Written instruction:
Collect each line holding the string "потребность".

──────────

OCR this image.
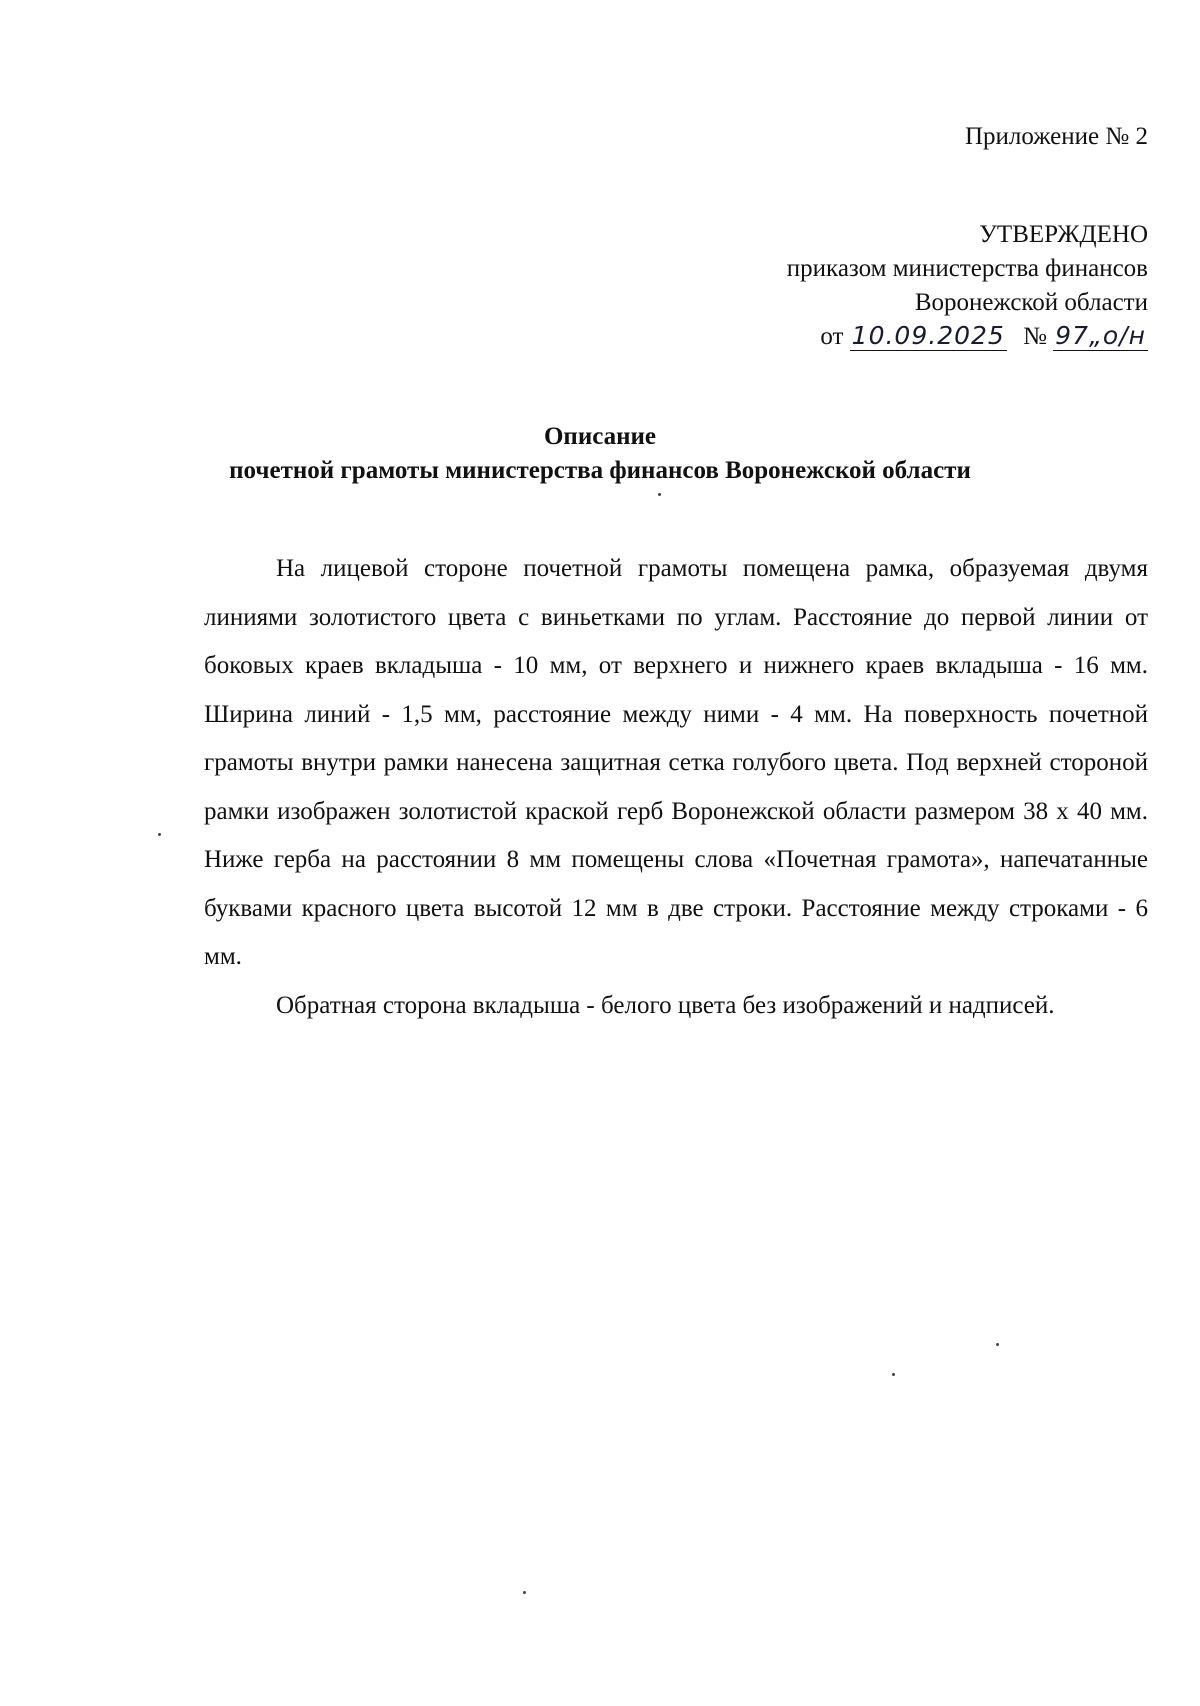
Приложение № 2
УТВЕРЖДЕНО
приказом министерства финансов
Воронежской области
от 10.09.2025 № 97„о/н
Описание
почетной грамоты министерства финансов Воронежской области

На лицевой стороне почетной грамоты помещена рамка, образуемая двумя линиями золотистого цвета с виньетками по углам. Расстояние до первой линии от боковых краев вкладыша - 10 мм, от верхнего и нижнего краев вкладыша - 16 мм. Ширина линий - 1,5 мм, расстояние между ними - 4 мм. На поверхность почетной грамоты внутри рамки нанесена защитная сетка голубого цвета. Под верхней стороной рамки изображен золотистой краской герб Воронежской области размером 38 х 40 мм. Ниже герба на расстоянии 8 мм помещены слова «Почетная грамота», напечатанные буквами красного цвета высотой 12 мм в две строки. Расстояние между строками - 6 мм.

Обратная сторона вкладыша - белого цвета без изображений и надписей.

──────────

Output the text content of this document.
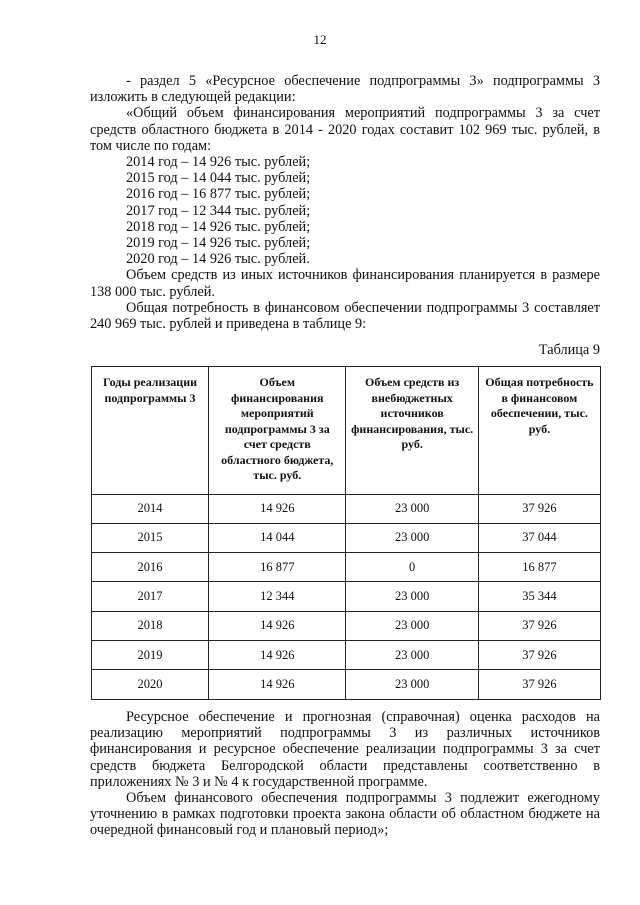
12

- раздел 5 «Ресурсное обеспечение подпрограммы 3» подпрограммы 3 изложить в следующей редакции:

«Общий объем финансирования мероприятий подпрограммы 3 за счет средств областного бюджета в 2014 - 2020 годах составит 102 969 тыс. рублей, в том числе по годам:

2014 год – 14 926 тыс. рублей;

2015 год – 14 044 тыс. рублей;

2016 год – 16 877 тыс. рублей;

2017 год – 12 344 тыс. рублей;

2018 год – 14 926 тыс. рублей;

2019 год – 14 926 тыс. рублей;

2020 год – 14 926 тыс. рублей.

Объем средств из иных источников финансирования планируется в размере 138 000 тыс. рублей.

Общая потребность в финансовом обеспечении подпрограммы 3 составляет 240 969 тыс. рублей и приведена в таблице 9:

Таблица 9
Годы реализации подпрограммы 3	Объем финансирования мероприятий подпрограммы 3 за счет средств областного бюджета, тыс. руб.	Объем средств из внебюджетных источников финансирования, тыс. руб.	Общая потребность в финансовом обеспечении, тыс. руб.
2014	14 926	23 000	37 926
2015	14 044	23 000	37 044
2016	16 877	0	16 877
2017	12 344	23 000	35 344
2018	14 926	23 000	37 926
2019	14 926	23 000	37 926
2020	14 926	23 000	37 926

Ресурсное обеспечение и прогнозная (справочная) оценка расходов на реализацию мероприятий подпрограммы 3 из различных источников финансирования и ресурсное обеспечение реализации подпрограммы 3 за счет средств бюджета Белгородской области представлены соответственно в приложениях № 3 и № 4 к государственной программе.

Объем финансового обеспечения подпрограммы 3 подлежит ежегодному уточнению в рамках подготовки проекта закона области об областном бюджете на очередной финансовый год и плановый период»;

──────────

Reply to the exercise:
Общая потребность в финансовом обеспечении подпрограммы 3 составляет 240 969 тыс. рублей и приведена в таблице 9:
Годы реализации подпрограммы 3	Объем финансирования мероприятий подпрограммы 3 за счет средств областного бюджета, тыс. руб.	Объем средств из внебюджетных источников финансирования, тыс. руб.	Общая потребность в финансовом обеспечении, тыс. руб.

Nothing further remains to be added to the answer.